◆ **Instruction**:
Look through the data for the string "район". Copy every line where it is found.

--- start ---

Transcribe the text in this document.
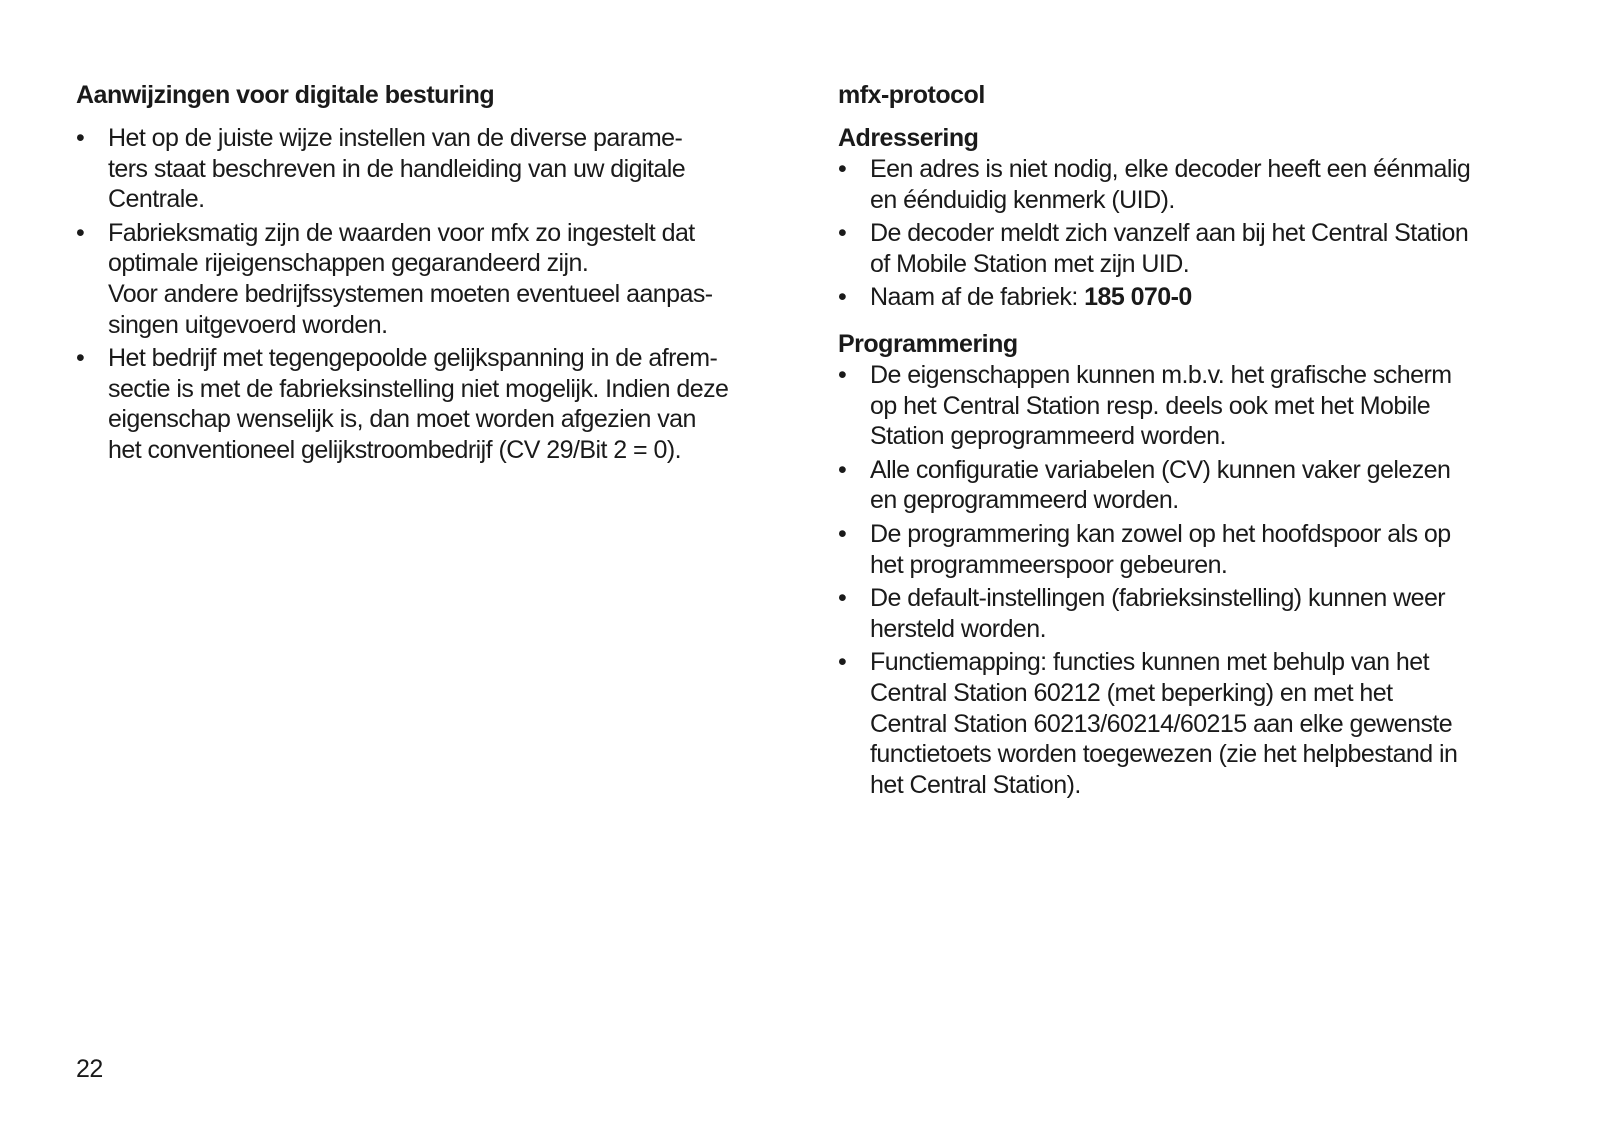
Aanwijzingen voor digitale besturing
• Het op de juiste wijze instellen van de diverse parame-
ters staat beschreven in de handleiding van uw digitale
Centrale.
• Fabrieksmatig zijn de waarden voor mfx zo ingestelt dat
optimale rijeigenschappen gegarandeerd zijn.
Voor andere bedrijfssystemen moeten eventueel aanpas-
singen uitgevoerd worden.
• Het bedrijf met tegengepoolde gelijkspanning in de afrem-
sectie is met de fabrieksinstelling niet mogelijk. Indien deze
eigenschap wenselijk is, dan moet worden afgezien van
het conventioneel gelijkstroombedrijf (CV 29/Bit 2 = 0).
mfx-protocol
Adressering
• Een adres is niet nodig, elke decoder heeft een éénmalig
en éénduidig kenmerk (UID).
• De decoder meldt zich vanzelf aan bij het Central Station
of Mobile Station met zijn UID.
• Naam af de fabriek: 185 070-0
Programmering
• De eigenschappen kunnen m.b.v. het grafische scherm
op het Central Station resp. deels ook met het Mobile
Station geprogrammeerd worden.
• Alle configuratie variabelen (CV) kunnen vaker gelezen
en geprogrammeerd worden.
• De programmering kan zowel op het hoofdspoor als op
het programmeerspoor gebeuren.
• De default-instellingen (fabrieksinstelling) kunnen weer
hersteld worden.
• Functiemapping: functies kunnen met behulp van het
Central Station 60212 (met beperking) en met het
Central Station 60213/60214/60215 aan elke gewenste
functietoets worden toegewezen (zie het helpbestand in
het Central Station).
22
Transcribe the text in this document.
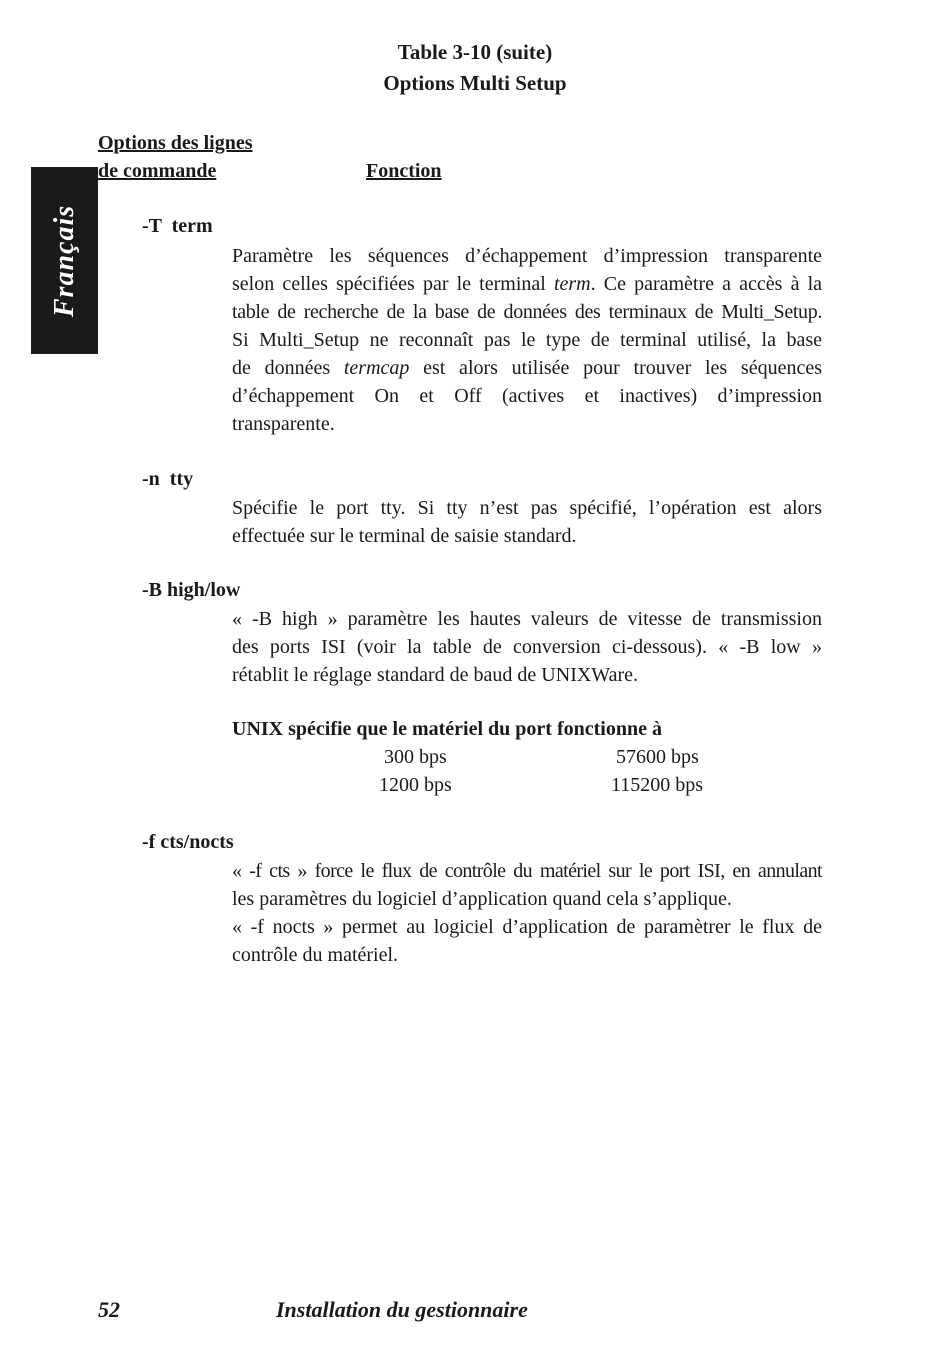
Table 3-10 (suite)
Options Multi Setup
Français
Options des lignes
de commande	Fonction
-T  term
Paramètre les séquences d’échappement d’impression transparente
selon celles spécifiées par le terminal term. Ce paramètre a accès à la
table de recherche de la base de données des terminaux de Multi_Setup.
Si Multi_Setup ne reconnaît pas le type de terminal utilisé, la base
de données termcap est alors utilisée pour trouver les séquences
d’échappement On et Off (actives et inactives) d’impression
transparente.
-n  tty
Spécifie le port tty. Si tty n’est pas spécifié, l’opération est alors
effectuée sur le terminal de saisie standard.
-B high/low
« -B high » paramètre les hautes valeurs de vitesse de transmission
des ports ISI (voir la table de conversion ci-dessous). « -B low »
rétablit le réglage standard de baud de UNIXWare.
UNIX spécifie que le matériel du port fonctionne à
300 bps	57600 bps
1200 bps	115200 bps
-f cts/nocts
« -f cts » force le flux de contrôle du matériel sur le port ISI, en annulant
les paramètres du logiciel d’application quand cela s’applique.
« -f nocts » permet au logiciel d’application de paramètrer le flux de
contrôle du matériel.
52	Installation du gestionnaire
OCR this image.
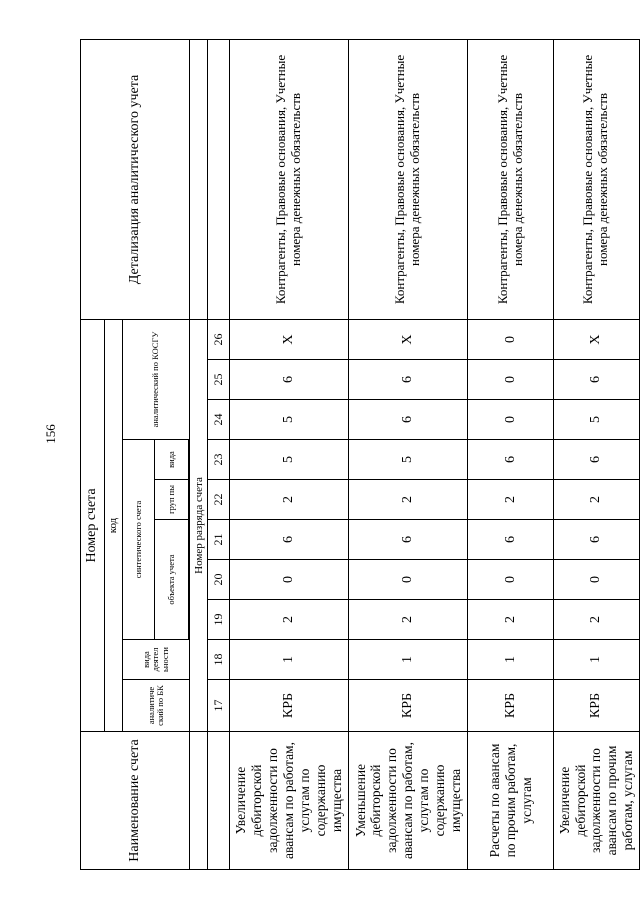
156
Наименование счета	Номер счета										Детализация аналитического учета
	код										
	аналитиче ский по БК	вида деятел ьности	синтетического счета					аналитический по КОСГУ			
			объекта учета			груп пы	вида				

	Номер разряда счета										
	17	18	19	20	21	22	23	24	25	26	
Увеличение дебиторской задолженности по авансам по работам, услугам по содержанию имущества	КРБ	1	2	0	6	2	5	5	6	X	Контрагенты, Правовые основания, Учетные номера денежных обязательств
Уменьшение дебиторской задолженности по авансам по работам, услугам по содержанию имущества	КРБ	1	2	0	6	2	5	6	6	X	Контрагенты, Правовые основания, Учетные номера денежных обязательств
Расчеты по авансам по прочим работам, услугам	КРБ	1	2	0	6	2	6	0	0	0	Контрагенты, Правовые основания, Учетные номера денежных обязательств
Увеличение дебиторской задолженности по авансам по прочим работам, услугам	КРБ	1	2	0	6	2	6	5	6	X	Контрагенты, Правовые основания, Учетные номера денежных обязательств
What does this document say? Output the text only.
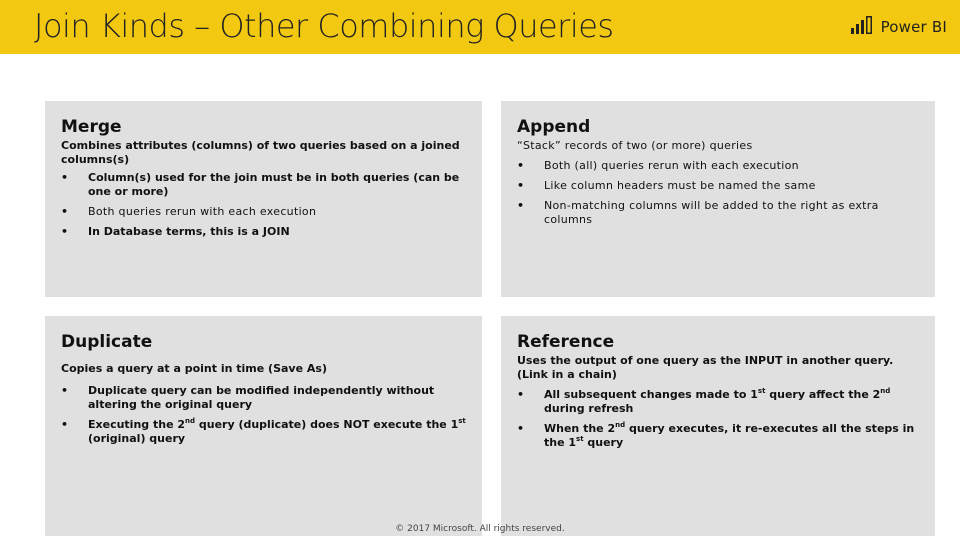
Join Kinds – Other Combining Queries	Power BI
Merge
Combines attributes (columns) of two queries based on a joined columns(s)
• Column(s) used for the join must be in both queries (can be one or more)
• Both queries rerun with each execution
• In Database terms, this is a JOIN
Append
“Stack” records of two (or more) queries
• Both (all) queries rerun with each execution
• Like column headers must be named the same
• Non-matching columns will be added to the right as extra columns
Duplicate
Copies a query at a point in time (Save As)
• Duplicate query can be modified independently without altering the original query
• Executing the 2nd query (duplicate) does NOT execute the 1st (original) query
Reference
Uses the output of one query as the INPUT in another query. (Link in a chain)
• All subsequent changes made to 1st query affect the 2nd during refresh
• When the 2nd query executes, it re-executes all the steps in the 1st query
© 2017 Microsoft. All rights reserved.
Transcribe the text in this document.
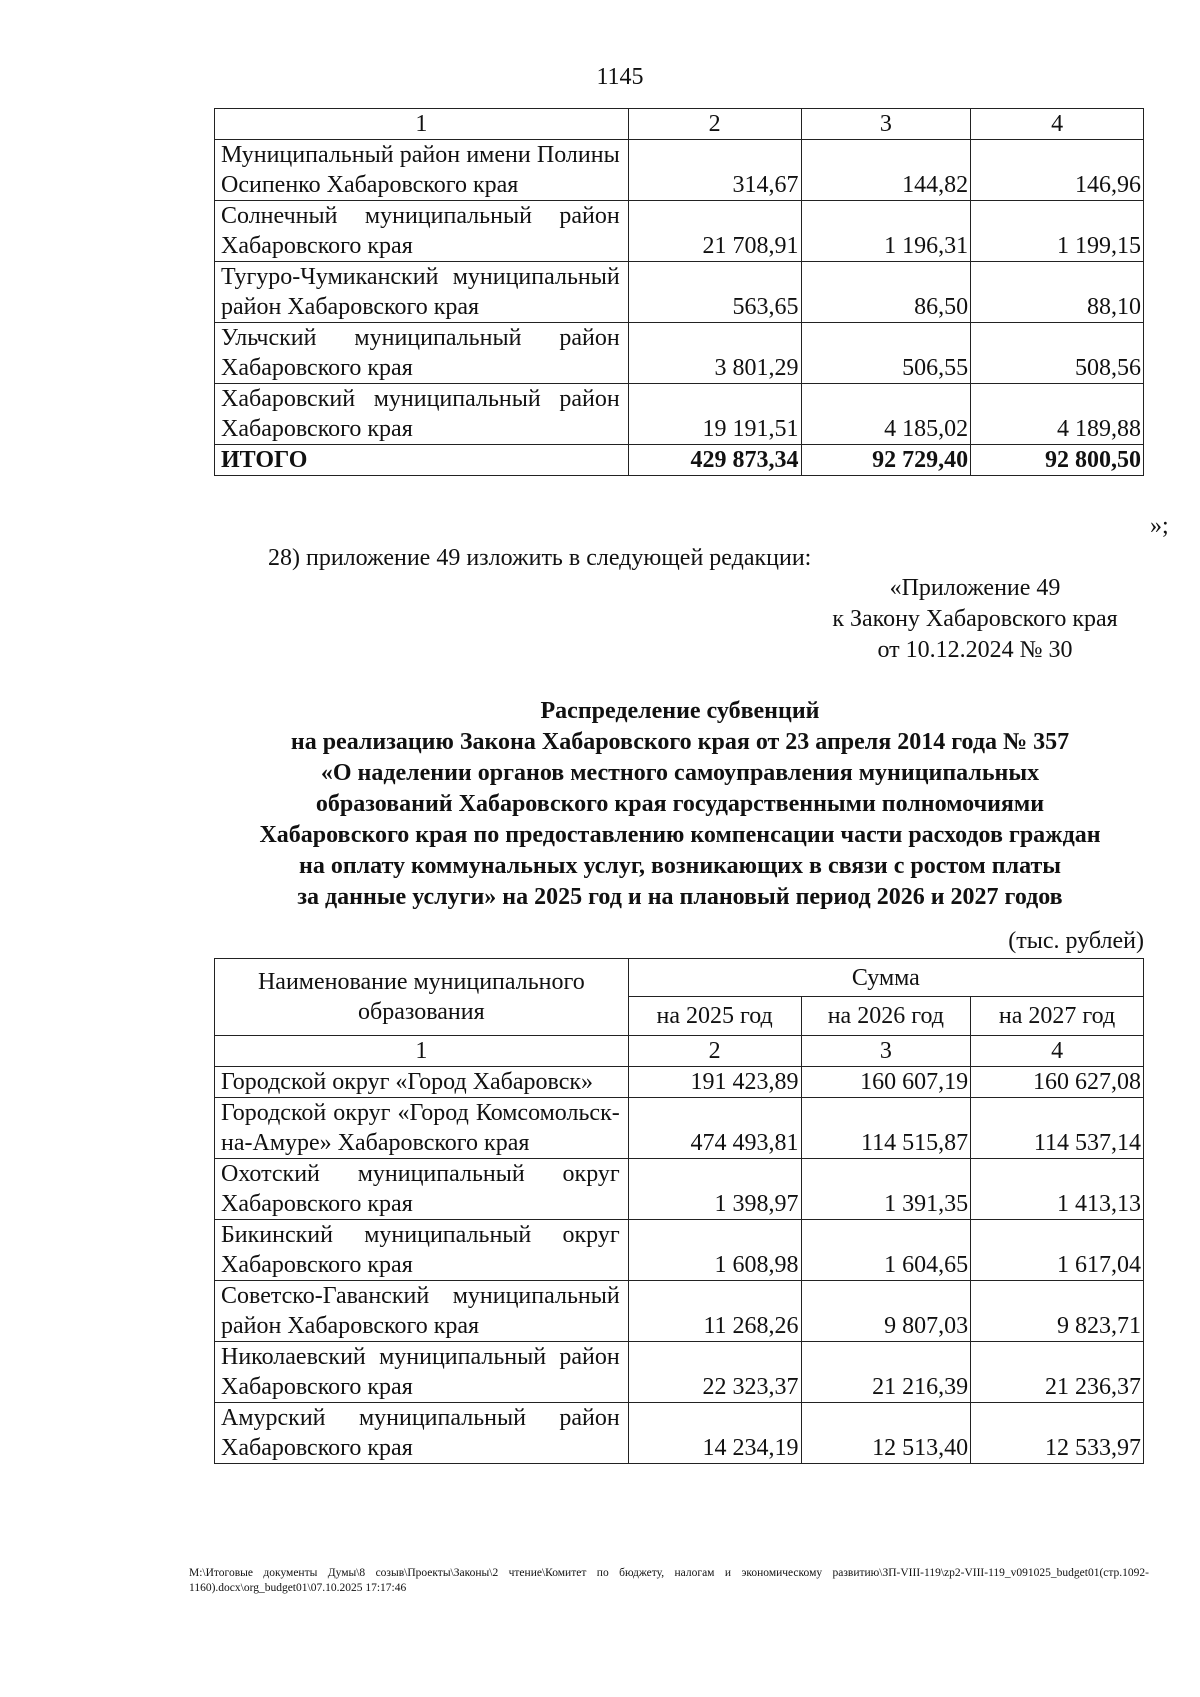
1145
1	2	3	4
Муниципальный район имени Полины Осипенко Хабаровского края	314,67	144,82	146,96
Солнечный муниципальный район Хабаровского края	21 708,91	1 196,31	1 199,15
Тугуро-Чумиканский муниципальный район Хабаровского края	563,65	86,50	88,10
Ульчский муниципальный район Хабаровского края	3 801,29	506,55	508,56
Хабаровский муниципальный район Хабаровского края	19 191,51	4 185,02	4 189,88
ИТОГО	429 873,34	92 729,40	92 800,50
»;
28) приложение 49 изложить в следующей редакции:
«Приложение 49
к Закону Хабаровского края
от 10.12.2024 № 30
Распределение субвенций
на реализацию Закона Хабаровского края от 23 апреля 2014 года № 357
«О наделении органов местного самоуправления муниципальных
образований Хабаровского края государственными полномочиями
Хабаровского края по предоставлению компенсации части расходов граждан
на оплату коммунальных услуг, возникающих в связи с ростом платы
за данные услуги» на 2025 год и на плановый период 2026 и 2027 годов
(тыс. рублей)
Наименование муниципального образования	Сумма		
	на 2025 год	на 2026 год	на 2027 год
1	2	3	4
Городской округ «Город Хабаровск»	191 423,89	160 607,19	160 627,08
Городской округ «Город Комсомольск-на-Амуре» Хабаровского края	474 493,81	114 515,87	114 537,14
Охотский муниципальный округ Хабаровского края	1 398,97	1 391,35	1 413,13
Бикинский муниципальный округ Хабаровского края	1 608,98	1 604,65	1 617,04
Советско-Гаванский муниципальный район Хабаровского края	11 268,26	9 807,03	9 823,71
Николаевский муниципальный район Хабаровского края	22 323,37	21 216,39	21 236,37
Амурский муниципальный район Хабаровского края	14 234,19	12 513,40	12 533,97
М:\Итоговые документы Думы\8 созыв\Проекты\Законы\2 чтение\Комитет по бюджету, налогам и экономическому развитию\ЗП-VIII-119\zp2-VIII-119_v091025_budget01(стр.1092-1160).docx\org_budget01\07.10.2025 17:17:46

--- end ---

◆ **Final result**:
Муниципальный район имени Полины Осипенко Хабаровского края	314,67	144,82	146,96
Солнечный муниципальный район Хабаровского края	21 708,91	1 196,31	1 199,15
Тугуро-Чумиканский муниципальный район Хабаровского края	563,65	86,50	88,10
Ульчский муниципальный район Хабаровского края	3 801,29	506,55	508,56
Хабаровский муниципальный район Хабаровского края	19 191,51	4 185,02	4 189,88
Советско-Гаванский муниципальный район Хабаровского края	11 268,26	9 807,03	9 823,71
Николаевский муниципальный район Хабаровского края	22 323,37	21 216,39	21 236,37
Амурский муниципальный район Хабаровского края	14 234,19	12 513,40	12 533,97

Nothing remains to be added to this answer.